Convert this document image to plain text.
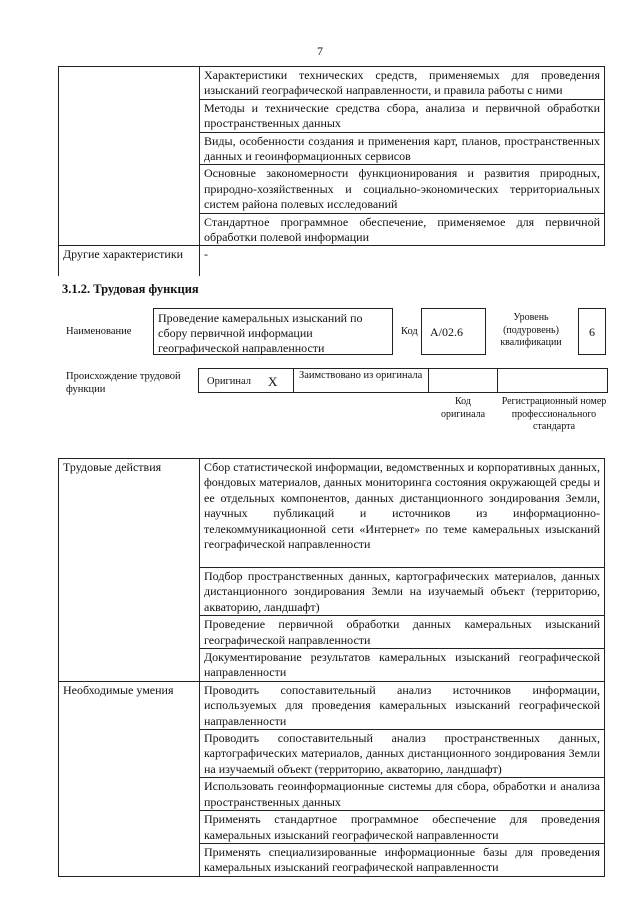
7
	Характеристики технических средств, применяемых для проведения изысканий географической направленности, и правила работы с ними
	Методы и технические средства сбора, анализа и первичной обработки пространственных данных
	Виды, особенности создания и применения карт, планов, пространственных данных и геоинформационных сервисов
	Основные закономерности функционирования и развития природных, природно-хозяйственных и социально-экономических территориальных систем района полевых исследований
	Стандартное программное обеспечение, применяемое для первичной обработки полевой информации
Другие характеристики	-
3.1.2. Трудовая функция
Наименование
Проведение камеральных изысканий по сбору первичной информации географической направленности
Код	А/02.6
Уровень (подуровень) квалификации
6
Происхождение трудовой функции
Оригинал X Заимствовано из оригинала
Код оригинала
Регистрационный номер профессионального стандарта
Трудовые действия	Сбор статистической информации, ведомственных и корпоративных данных, фондовых материалов, данных мониторинга состояния окружающей среды и ее отдельных компонентов, данных дистанционного зондирования Земли, научных публикаций и источников из информационно-телекоммуникационной сети «Интернет» по теме камеральных изысканий географической направленности
	Подбор пространственных данных, картографических материалов, данных дистанционного зондирования Земли на изучаемый объект (территорию, акваторию, ландшафт)
	Проведение первичной обработки данных камеральных изысканий географической направленности
	Документирование результатов камеральных изысканий географической направленности
Необходимые умения	Проводить сопоставительный анализ источников информации, используемых для проведения камеральных изысканий географической направленности
	Проводить сопоставительный анализ пространственных данных, картографических материалов, данных дистанционного зондирования Земли на изучаемый объект (территорию, акваторию, ландшафт)
	Использовать геоинформационные системы для сбора, обработки и анализа пространственных данных
	Применять стандартное программное обеспечение для проведения камеральных изысканий географической направленности
	Применять специализированные информационные базы для проведения камеральных изысканий географической направленности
* * *
Transcribe all of the material exactly, leaving out whatever pictures it contains.

**WRITTEN SOLUTION**
Convert this document image to plain text.
7
	Характеристики технических средств, применяемых для проведения изысканий географической направленности, и правила работы с ними
	Методы и технические средства сбора, анализа и первичной обработки пространственных данных
	Виды, особенности создания и применения карт, планов, пространственных данных и геоинформационных сервисов
	Основные закономерности функционирования и развития природных, природно-хозяйственных и социально-экономических территориальных систем района полевых исследований
	Стандартное программное обеспечение, применяемое для первичной обработки полевой информации
Другие характеристики	-
3.1.2. Трудовая функция
Наименование
Проведение камеральных изысканий по сбору первичной информации географической направленности
Код	А/02.6
Уровень (подуровень) квалификации
6
Происхождение трудовой функции
Оригинал X Заимствовано из оригинала
Код оригинала
Регистрационный номер профессионального стандарта
Трудовые действия	Сбор статистической информации, ведомственных и корпоративных данных, фондовых материалов, данных мониторинга состояния окружающей среды и ее отдельных компонентов, данных дистанционного зондирования Земли, научных публикаций и источников из информационно-телекоммуникационной сети «Интернет» по теме камеральных изысканий географической направленности
	Подбор пространственных данных, картографических материалов, данных дистанционного зондирования Земли на изучаемый объект (территорию, акваторию, ландшафт)
	Проведение первичной обработки данных камеральных изысканий географической направленности
	Документирование результатов камеральных изысканий географической направленности
Необходимые умения	Проводить сопоставительный анализ источников информации, используемых для проведения камеральных изысканий географической направленности
	Проводить сопоставительный анализ пространственных данных, картографических материалов, данных дистанционного зондирования Земли на изучаемый объект (территорию, акваторию, ландшафт)
	Использовать геоинформационные системы для сбора, обработки и анализа пространственных данных
	Применять стандартное программное обеспечение для проведения камеральных изысканий географической направленности
	Применять специализированные информационные базы для проведения камеральных изысканий географической направленности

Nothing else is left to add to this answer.